- [Task details] Work out how many lines of the listing hold "favors", then state only that count.

--- BEGIN Records for processing ---

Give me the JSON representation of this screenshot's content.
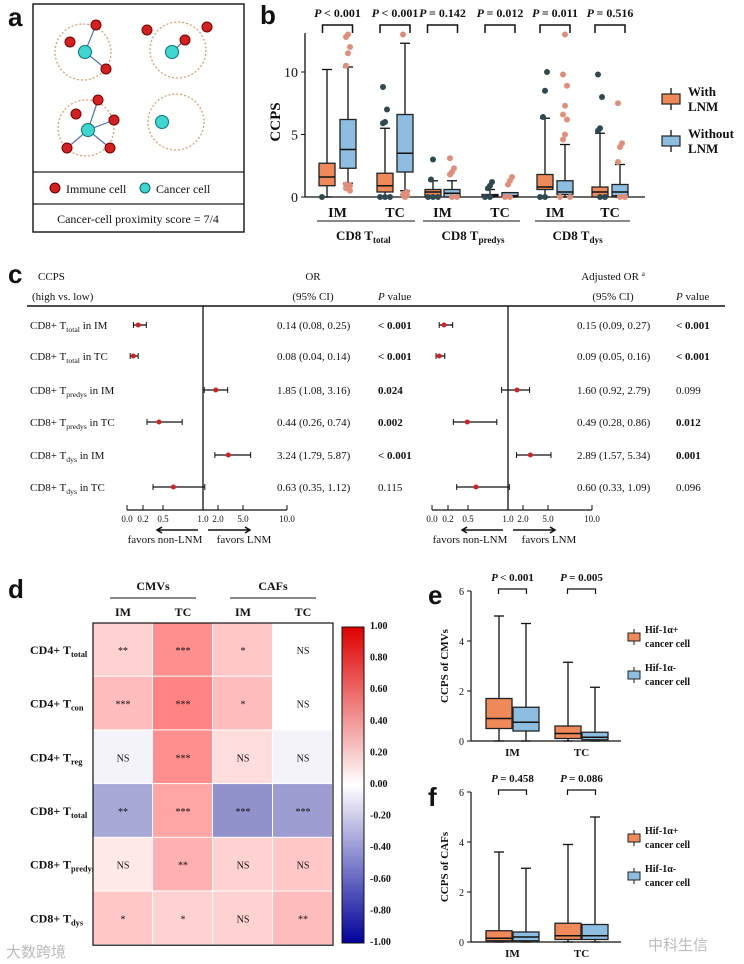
{
  "panel_labels": {
    "a": "a",
    "b": "b",
    "c": "c",
    "d": "d",
    "e": "e",
    "f": "f"
  },
  "panel_a": {
    "legend_immune": "Immune cell",
    "legend_cancer": "Cancer  cell",
    "score_text": "Cancer-cell proximity score = 7/4",
    "colors": {
      "immune": "#d42020",
      "cancer": "#3fd6cf",
      "ring": "#e0a070"
    }
  },
  "watermarks": {
    "left": "大数跨境",
    "right": "中科生信"
  },
  "chart_data": [
    {
      "id": "b",
      "type": "box",
      "ylabel": "CCPS",
      "ylim": [
        0,
        13
      ],
      "yticks": [
        0,
        5,
        10
      ],
      "groups": [
        {
          "name_pre": "CD8 T",
          "name_sub": "total",
          "sites": [
            "IM",
            "TC"
          ]
        },
        {
          "name_pre": "CD8 T",
          "name_sub": "predys",
          "sites": [
            "IM",
            "TC"
          ]
        },
        {
          "name_pre": "CD8 T",
          "name_sub": "dys",
          "sites": [
            "IM",
            "TC"
          ]
        }
      ],
      "legend": [
        {
          "label1": "With",
          "label2": "LNM",
          "color": "#f0895a"
        },
        {
          "label1": "Without",
          "label2": "LNM",
          "color": "#8dbde0"
        }
      ],
      "pvalues": [
        "< 0.001",
        "< 0.001",
        "= 0.142",
        "= 0.012",
        "= 0.011",
        "= 0.516"
      ],
      "boxes": [
        {
          "series": "With LNM",
          "min": 0,
          "q1": 0.9,
          "median": 1.6,
          "q3": 2.7,
          "max": 10.2,
          "outliers": [
            0
          ]
        },
        {
          "series": "Without LNM",
          "min": 1.1,
          "q1": 2.3,
          "median": 3.8,
          "q3": 6.2,
          "max": 10.4,
          "outliers": [
            10.5,
            11.5,
            12,
            12.8,
            13,
            0.5,
            0.7,
            0.8,
            0.9,
            1.0
          ]
        },
        {
          "series": "With LNM",
          "min": 0,
          "q1": 0.4,
          "median": 0.9,
          "q3": 1.9,
          "max": 5.5,
          "outliers": [
            5.9,
            6.0,
            7.0,
            8.8,
            0,
            0,
            0
          ]
        },
        {
          "series": "Without LNM",
          "min": 0.5,
          "q1": 2.0,
          "median": 3.5,
          "q3": 6.6,
          "max": 12.3,
          "outliers": [
            13,
            0,
            0.1,
            0.2,
            0.3,
            0.4
          ]
        },
        {
          "series": "With LNM",
          "min": 0,
          "q1": 0,
          "median": 0.4,
          "q3": 0.6,
          "max": 1.3,
          "outliers": [
            1.4,
            3.0,
            0,
            0,
            0
          ]
        },
        {
          "series": "Without LNM",
          "min": 0,
          "q1": 0,
          "median": 0.3,
          "q3": 0.6,
          "max": 1.3,
          "outliers": [
            1.8,
            2.0,
            2.3,
            3.1,
            0,
            0
          ]
        },
        {
          "series": "With LNM",
          "min": 0,
          "q1": 0,
          "median": 0.1,
          "q3": 0.2,
          "max": 0.6,
          "outliers": [
            0.7,
            0.9,
            1.2,
            0,
            0
          ]
        },
        {
          "series": "Without LNM",
          "min": 0,
          "q1": 0,
          "median": 0.1,
          "q3": 0.35,
          "max": 0.35,
          "outliers": [
            1.0,
            1.3,
            1.6,
            0,
            0
          ]
        },
        {
          "series": "With LNM",
          "min": 0,
          "q1": 0.6,
          "median": 0.8,
          "q3": 1.8,
          "max": 6.3,
          "outliers": [
            6.4,
            8.5,
            10,
            0,
            0
          ]
        },
        {
          "series": "Without LNM",
          "min": 0,
          "q1": 0.2,
          "median": 0.4,
          "q3": 1.3,
          "max": 4.2,
          "outliers": [
            4.6,
            5.0,
            6.2,
            6.6,
            7.3,
            8.9,
            9.8,
            13,
            0,
            0
          ]
        },
        {
          "series": "With LNM",
          "min": 0,
          "q1": 0,
          "median": 0.4,
          "q3": 0.8,
          "max": 5.1,
          "outliers": [
            5.3,
            5.5,
            8.0,
            9.8,
            0,
            0
          ]
        },
        {
          "series": "Without LNM",
          "min": 0,
          "q1": 0.1,
          "median": 0.4,
          "q3": 1.0,
          "max": 2.6,
          "outliers": [
            2.8,
            4.0,
            4.3,
            7.5,
            0,
            0
          ]
        }
      ]
    },
    {
      "id": "c",
      "type": "forest",
      "headers": {
        "ccps1": "CCPS",
        "ccps2": "(high vs. low)",
        "or1": "OR",
        "or2": "(95% CI)",
        "p": "P value",
        "aor1": "Adjusted OR ",
        "aor_sup": "a",
        "aor2": "(95% CI)",
        "ap": "P value"
      },
      "xticks": [
        "0.0",
        "0.2",
        "0.5",
        "1.0",
        "2.0",
        "5.0",
        "10.0"
      ],
      "favors_left": "favors non-LNM",
      "favors_right": "favors LNM",
      "rows": [
        {
          "pre": "CD8+ T",
          "sub": "total",
          "post": " in IM",
          "or": 0.14,
          "lo": 0.08,
          "hi": 0.25,
          "or_text": "0.14 (0.08, 0.25)",
          "p": "< 0.001",
          "p_bold": true,
          "aor": 0.15,
          "alo": 0.09,
          "ahi": 0.27,
          "aor_text": "0.15 (0.09, 0.27)",
          "ap": "< 0.001",
          "ap_bold": true
        },
        {
          "pre": "CD8+ T",
          "sub": "total",
          "post": " in TC",
          "or": 0.08,
          "lo": 0.04,
          "hi": 0.14,
          "or_text": "0.08 (0.04, 0.14)",
          "p": "< 0.001",
          "p_bold": true,
          "aor": 0.09,
          "alo": 0.05,
          "ahi": 0.16,
          "aor_text": "0.09 (0.05, 0.16)",
          "ap": "< 0.001",
          "ap_bold": true
        },
        {
          "pre": "CD8+ T",
          "sub": "predys",
          "post": " in IM",
          "or": 1.85,
          "lo": 1.08,
          "hi": 3.16,
          "or_text": "1.85 (1.08, 3.16)",
          "p": "0.024",
          "p_bold": true,
          "aor": 1.6,
          "alo": 0.92,
          "ahi": 2.79,
          "aor_text": "1.60 (0.92, 2.79)",
          "ap": "0.099",
          "ap_bold": false
        },
        {
          "pre": "CD8+ T",
          "sub": "predys",
          "post": " in TC",
          "or": 0.44,
          "lo": 0.26,
          "hi": 0.74,
          "or_text": "0.44 (0.26, 0.74)",
          "p": "0.002",
          "p_bold": true,
          "aor": 0.49,
          "alo": 0.28,
          "ahi": 0.86,
          "aor_text": "0.49 (0.28, 0.86)",
          "ap": "0.012",
          "ap_bold": true
        },
        {
          "pre": "CD8+ T",
          "sub": "dys",
          "post": " in IM",
          "or": 3.24,
          "lo": 1.79,
          "hi": 5.87,
          "or_text": "3.24 (1.79, 5.87)",
          "p": "< 0.001",
          "p_bold": true,
          "aor": 2.89,
          "alo": 1.57,
          "ahi": 5.34,
          "aor_text": "2.89 (1.57, 5.34)",
          "ap": "0.001",
          "ap_bold": true
        },
        {
          "pre": "CD8+ T",
          "sub": "dys",
          "post": " in TC",
          "or": 0.63,
          "lo": 0.35,
          "hi": 1.12,
          "or_text": "0.63 (0.35, 1.12)",
          "p": "0.115",
          "p_bold": false,
          "aor": 0.6,
          "alo": 0.33,
          "ahi": 1.09,
          "aor_text": "0.60 (0.33, 1.09)",
          "ap": "0.096",
          "ap_bold": false
        }
      ]
    },
    {
      "id": "d",
      "type": "heatmap",
      "col_groups": [
        "CMVs",
        "CAFs"
      ],
      "cols": [
        "IM",
        "TC",
        "IM",
        "TC"
      ],
      "rows": [
        {
          "pre": "CD4+ T",
          "sub": "total"
        },
        {
          "pre": "CD4+ T",
          "sub": "con"
        },
        {
          "pre": "CD4+ T",
          "sub": "reg"
        },
        {
          "pre": "CD8+ T",
          "sub": "total"
        },
        {
          "pre": "CD8+ T",
          "sub": "predys"
        },
        {
          "pre": "CD8+ T",
          "sub": "dys"
        }
      ],
      "values": [
        [
          0.2,
          0.5,
          0.25,
          0.0
        ],
        [
          0.3,
          0.55,
          0.3,
          0.0
        ],
        [
          -0.05,
          0.5,
          0.15,
          -0.05
        ],
        [
          -0.35,
          0.4,
          -0.45,
          -0.4
        ],
        [
          0.1,
          0.35,
          0.2,
          0.25
        ],
        [
          0.25,
          0.2,
          0.2,
          0.3
        ]
      ],
      "labels": [
        [
          "**",
          "***",
          "*",
          "NS"
        ],
        [
          "***",
          "***",
          "*",
          "NS"
        ],
        [
          "NS",
          "***",
          "NS",
          "NS"
        ],
        [
          "**",
          "***",
          "***",
          "***"
        ],
        [
          "NS",
          "**",
          "NS",
          "NS"
        ],
        [
          "*",
          "*",
          "NS",
          "**"
        ]
      ],
      "colorbar_ticks": [
        "1.00",
        "0.80",
        "0.60",
        "0.40",
        "0.20",
        "0.00",
        "-0.20",
        "-0.40",
        "-0.60",
        "-0.80",
        "-1.00"
      ],
      "range": [
        -1,
        1
      ]
    },
    {
      "id": "e",
      "type": "box",
      "ylabel": "CCPS of CMVs",
      "ylim": [
        0,
        6
      ],
      "yticks": [
        0,
        2,
        4,
        6
      ],
      "sites": [
        "IM",
        "TC"
      ],
      "pvalues": [
        "< 0.001",
        "= 0.005"
      ],
      "legend": [
        {
          "label1": "Hif-1α+",
          "label2": "cancer cell",
          "color": "#f0895a"
        },
        {
          "label1": "Hif-1α-",
          "label2": "cancer cell",
          "color": "#8dbde0"
        }
      ],
      "boxes": [
        {
          "min": 0,
          "q1": 0.5,
          "median": 0.9,
          "q3": 1.7,
          "max": 5.0
        },
        {
          "min": 0,
          "q1": 0.4,
          "median": 0.75,
          "q3": 1.35,
          "max": 4.7
        },
        {
          "min": 0,
          "q1": 0.1,
          "median": 0.3,
          "q3": 0.6,
          "max": 3.15
        },
        {
          "min": 0,
          "q1": 0.05,
          "median": 0.15,
          "q3": 0.35,
          "max": 2.15
        }
      ]
    },
    {
      "id": "f",
      "type": "box",
      "ylabel": "CCPS of CAFs",
      "ylim": [
        0,
        6
      ],
      "yticks": [
        0,
        2,
        4,
        6
      ],
      "sites": [
        "IM",
        "TC"
      ],
      "pvalues": [
        "= 0.458",
        "= 0.086"
      ],
      "legend": [
        {
          "label1": "Hif-1α+",
          "label2": "cancer cell",
          "color": "#f0895a"
        },
        {
          "label1": "Hif-1α-",
          "label2": "cancer cell",
          "color": "#8dbde0"
        }
      ],
      "boxes": [
        {
          "min": 0,
          "q1": 0.05,
          "median": 0.15,
          "q3": 0.45,
          "max": 3.6
        },
        {
          "min": 0,
          "q1": 0.05,
          "median": 0.2,
          "q3": 0.4,
          "max": 2.95
        },
        {
          "min": 0,
          "q1": 0.1,
          "median": 0.25,
          "q3": 0.75,
          "max": 3.9
        },
        {
          "min": 0,
          "q1": 0.1,
          "median": 0.25,
          "q3": 0.7,
          "max": 5.0
        }
      ]
    }
  ]
}
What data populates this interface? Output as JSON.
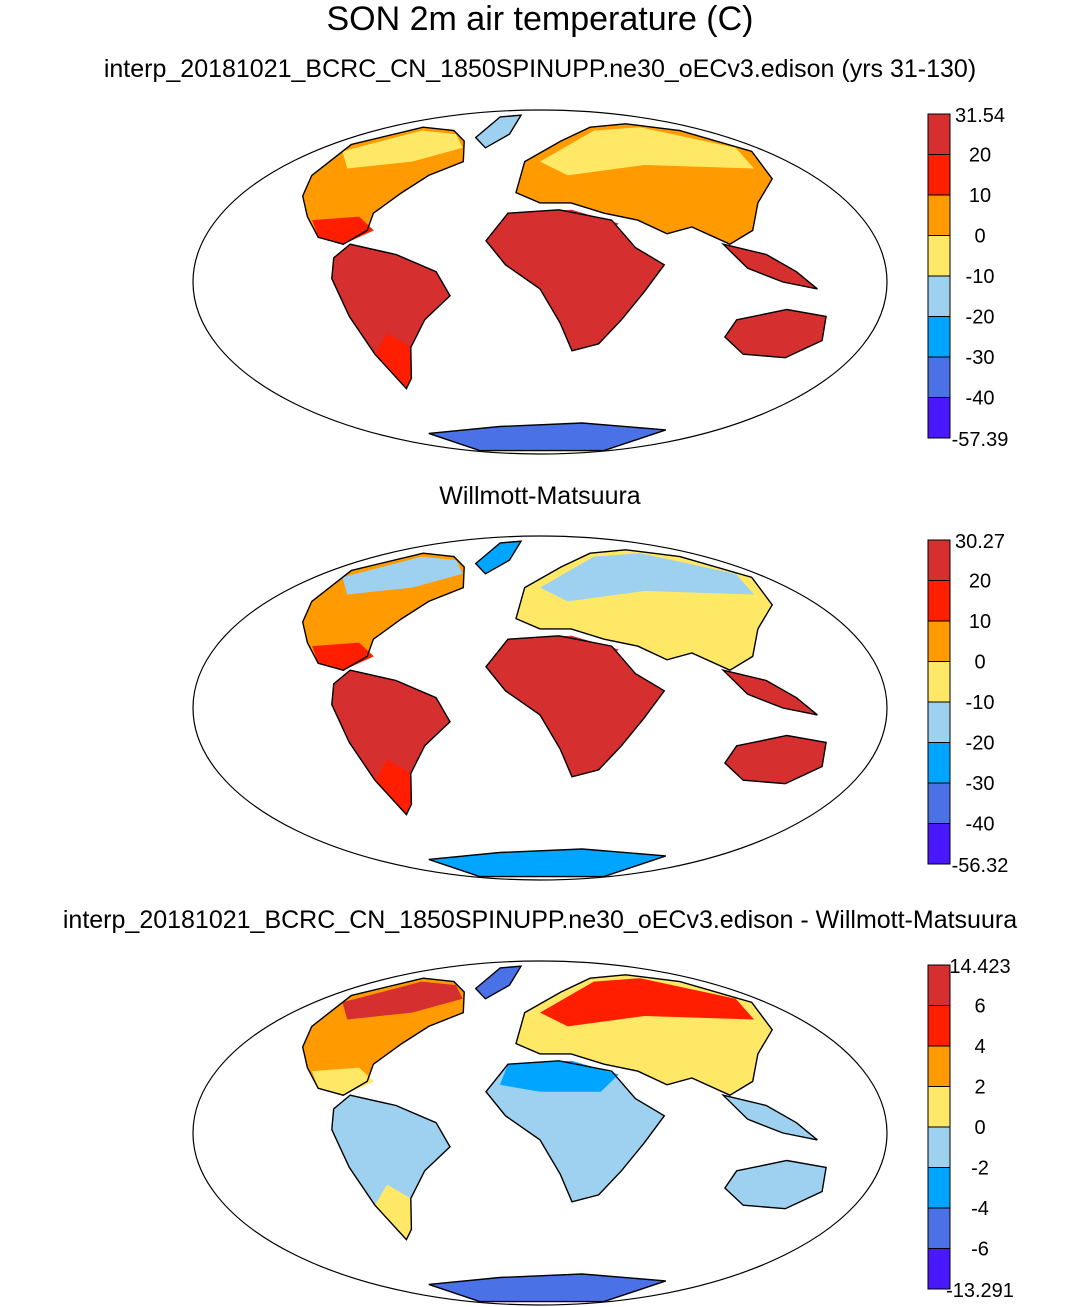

--- END Records for processing ---

- [The output] 2